>>
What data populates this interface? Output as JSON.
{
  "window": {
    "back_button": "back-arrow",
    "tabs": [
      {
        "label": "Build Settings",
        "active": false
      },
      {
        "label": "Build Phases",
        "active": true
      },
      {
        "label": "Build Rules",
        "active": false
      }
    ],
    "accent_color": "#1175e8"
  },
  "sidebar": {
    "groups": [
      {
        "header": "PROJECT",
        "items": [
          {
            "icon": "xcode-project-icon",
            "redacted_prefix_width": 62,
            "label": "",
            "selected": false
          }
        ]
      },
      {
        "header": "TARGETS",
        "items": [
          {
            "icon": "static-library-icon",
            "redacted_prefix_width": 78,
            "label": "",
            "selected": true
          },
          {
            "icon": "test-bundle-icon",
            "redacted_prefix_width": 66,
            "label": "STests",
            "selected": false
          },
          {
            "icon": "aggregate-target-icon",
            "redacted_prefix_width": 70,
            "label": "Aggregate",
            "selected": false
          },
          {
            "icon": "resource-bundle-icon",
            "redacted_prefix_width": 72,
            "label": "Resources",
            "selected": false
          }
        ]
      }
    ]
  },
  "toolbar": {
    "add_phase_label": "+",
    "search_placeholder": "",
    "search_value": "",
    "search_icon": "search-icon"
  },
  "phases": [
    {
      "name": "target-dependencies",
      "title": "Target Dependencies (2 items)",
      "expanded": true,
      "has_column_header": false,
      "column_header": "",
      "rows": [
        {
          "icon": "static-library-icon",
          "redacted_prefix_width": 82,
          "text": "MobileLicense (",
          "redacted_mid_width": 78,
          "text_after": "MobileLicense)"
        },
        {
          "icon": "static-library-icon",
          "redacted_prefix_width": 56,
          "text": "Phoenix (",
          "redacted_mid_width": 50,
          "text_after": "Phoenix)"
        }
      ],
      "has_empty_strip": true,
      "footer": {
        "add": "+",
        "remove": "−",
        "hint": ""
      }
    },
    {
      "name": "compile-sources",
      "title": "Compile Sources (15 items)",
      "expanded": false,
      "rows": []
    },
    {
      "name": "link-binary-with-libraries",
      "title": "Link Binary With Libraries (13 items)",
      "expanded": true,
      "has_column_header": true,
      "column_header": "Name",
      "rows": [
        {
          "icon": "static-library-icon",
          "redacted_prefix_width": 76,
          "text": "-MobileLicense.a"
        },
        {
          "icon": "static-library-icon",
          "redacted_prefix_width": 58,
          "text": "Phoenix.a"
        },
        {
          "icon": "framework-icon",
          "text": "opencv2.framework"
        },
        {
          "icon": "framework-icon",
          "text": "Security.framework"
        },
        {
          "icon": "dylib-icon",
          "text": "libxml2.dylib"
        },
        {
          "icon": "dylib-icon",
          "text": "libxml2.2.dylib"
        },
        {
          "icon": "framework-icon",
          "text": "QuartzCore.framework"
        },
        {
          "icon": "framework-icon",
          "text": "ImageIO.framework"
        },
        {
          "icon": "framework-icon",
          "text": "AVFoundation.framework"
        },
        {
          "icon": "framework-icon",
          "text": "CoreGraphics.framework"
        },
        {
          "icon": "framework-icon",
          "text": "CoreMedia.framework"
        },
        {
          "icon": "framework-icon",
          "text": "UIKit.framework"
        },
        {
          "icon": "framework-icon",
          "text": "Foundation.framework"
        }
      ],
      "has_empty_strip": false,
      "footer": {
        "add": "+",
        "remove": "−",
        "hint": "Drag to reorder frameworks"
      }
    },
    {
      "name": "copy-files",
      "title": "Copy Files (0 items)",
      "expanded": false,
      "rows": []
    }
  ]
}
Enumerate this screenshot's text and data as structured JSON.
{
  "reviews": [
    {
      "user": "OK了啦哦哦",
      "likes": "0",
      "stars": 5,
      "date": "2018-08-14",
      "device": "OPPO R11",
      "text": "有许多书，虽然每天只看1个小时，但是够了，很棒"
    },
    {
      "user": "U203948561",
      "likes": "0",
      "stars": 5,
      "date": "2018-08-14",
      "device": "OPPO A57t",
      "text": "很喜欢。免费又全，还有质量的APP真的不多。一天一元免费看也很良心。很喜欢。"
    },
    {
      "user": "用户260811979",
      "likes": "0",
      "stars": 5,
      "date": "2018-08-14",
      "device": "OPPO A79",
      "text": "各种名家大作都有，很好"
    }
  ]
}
<<
Using the data above, return each line exactly as written.

What data populates this interface? Output as JSON.
{
  "window": {
    "back_button": "back-arrow",
    "tabs": [
      {
        "label": "Build Settings",
        "active": false
      },
      {
        "label": "Build Phases",
        "active": true
      },
      {
        "label": "Build Rules",
        "active": false
      }
    ],
    "accent_color": "#1175e8"
  },
  "sidebar": {
    "groups": [
      {
        "header": "PROJECT",
        "items": [
          {
            "icon": "xcode-project-icon",
            "redacted_prefix_width": 62,
            "label": "",
            "selected": false
          }
        ]
      },
      {
        "header": "TARGETS",
        "items": [
          {
            "icon": "static-library-icon",
            "redacted_prefix_width": 78,
            "label": "",
            "selected": true
          },
          {
            "icon": "test-bundle-icon",
            "redacted_prefix_width": 66,
            "label": "STests",
            "selected": false
          },
          {
            "icon": "aggregate-target-icon",
            "redacted_prefix_width": 70,
            "label": "Aggregate",
            "selected": false
          },
          {
            "icon": "resource-bundle-icon",
            "redacted_prefix_width": 72,
            "label": "Resources",
            "selected": false
          }
        ]
      }
    ]
  },
  "toolbar": {
    "add_phase_label": "+",
    "search_placeholder": "",
    "search_value": "",
    "search_icon": "search-icon"
  },
  "phases": [
    {
      "name": "target-dependencies",
      "title": "Target Dependencies (2 items)",
      "expanded": true,
      "has_column_header": false,
      "column_header": "",
      "rows": [
        {
          "icon": "static-library-icon",
          "redacted_prefix_width": 82,
          "text": "MobileLicense (",
          "redacted_mid_width": 78,
          "text_after": "MobileLicense)"
        },
        {
          "icon": "static-library-icon",
          "redacted_prefix_width": 56,
          "text": "Phoenix (",
          "redacted_mid_width": 50,
          "text_after": "Phoenix)"
        }
      ],
      "has_empty_strip": true,
      "footer": {
        "add": "+",
        "remove": "−",
        "hint": ""
      }
    },
    {
      "name": "compile-sources",
      "title": "Compile Sources (15 items)",
      "expanded": false,
      "rows": []
    },
    {
      "name": "link-binary-with-libraries",
      "title": "Link Binary With Libraries (13 items)",
      "expanded": true,
      "has_column_header": true,
      "column_header": "Name",
      "rows": [
        {
          "icon": "static-library-icon",
          "redacted_prefix_width": 76,
          "text": "-MobileLicense.a"
        },
        {
          "icon": "static-library-icon",
          "redacted_prefix_width": 58,
          "text": "Phoenix.a"
        },
        {
          "icon": "framework-icon",
          "text": "opencv2.framework"
        },
        {
          "icon": "framework-icon",
          "text": "Security.framework"
        },
        {
          "icon": "dylib-icon",
          "text": "libxml2.dylib"
        },
        {
          "icon": "dylib-icon",
          "text": "libxml2.2.dylib"
        },
        {
          "icon": "framework-icon",
          "text": "QuartzCore.framework"
        },
        {
          "icon": "framework-icon",
          "text": "ImageIO.framework"
        },
        {
          "icon": "framework-icon",
          "text": "AVFoundation.framework"
        },
        {
          "icon": "framework-icon",
          "text": "CoreGraphics.framework"
        },
        {
          "icon": "framework-icon",
          "text": "CoreMedia.framework"
        },
        {
          "icon": "framework-icon",
          "text": "UIKit.framework"
        },
        {
          "icon": "framework-icon",
          "text": "Foundation.framework"
        }
      ],
      "has_empty_strip": false,
      "footer": {
        "add": "+",
        "remove": "−",
        "hint": "Drag to reorder frameworks"
      }
    },
    {
      "name": "copy-files",
      "title": "Copy Files (0 items)",
      "expanded": false,
      "rows": []
    }
  ]
}
Enumerate this screenshot's text and data as structured JSON.
{
  "reviews": [
    {
      "user": "OK了啦哦哦",
      "likes": "0",
      "stars": 5,
      "date": "2018-08-14",
      "device": "OPPO R11",
      "text": "有许多书，虽然每天只看1个小时，但是够了，很棒"
    },
    {
      "user": "U203948561",
      "likes": "0",
      "stars": 5,
      "date": "2018-08-14",
      "device": "OPPO A57t",
      "text": "很喜欢。免费又全，还有质量的APP真的不多。一天一元免费看也很良心。很喜欢。"
    },
    {
      "user": "用户260811979",
      "likes": "0",
      "stars": 5,
      "date": "2018-08-14",
      "device": "OPPO A79",
      "text": "各种名家大作都有，很好"
    }
  ]
}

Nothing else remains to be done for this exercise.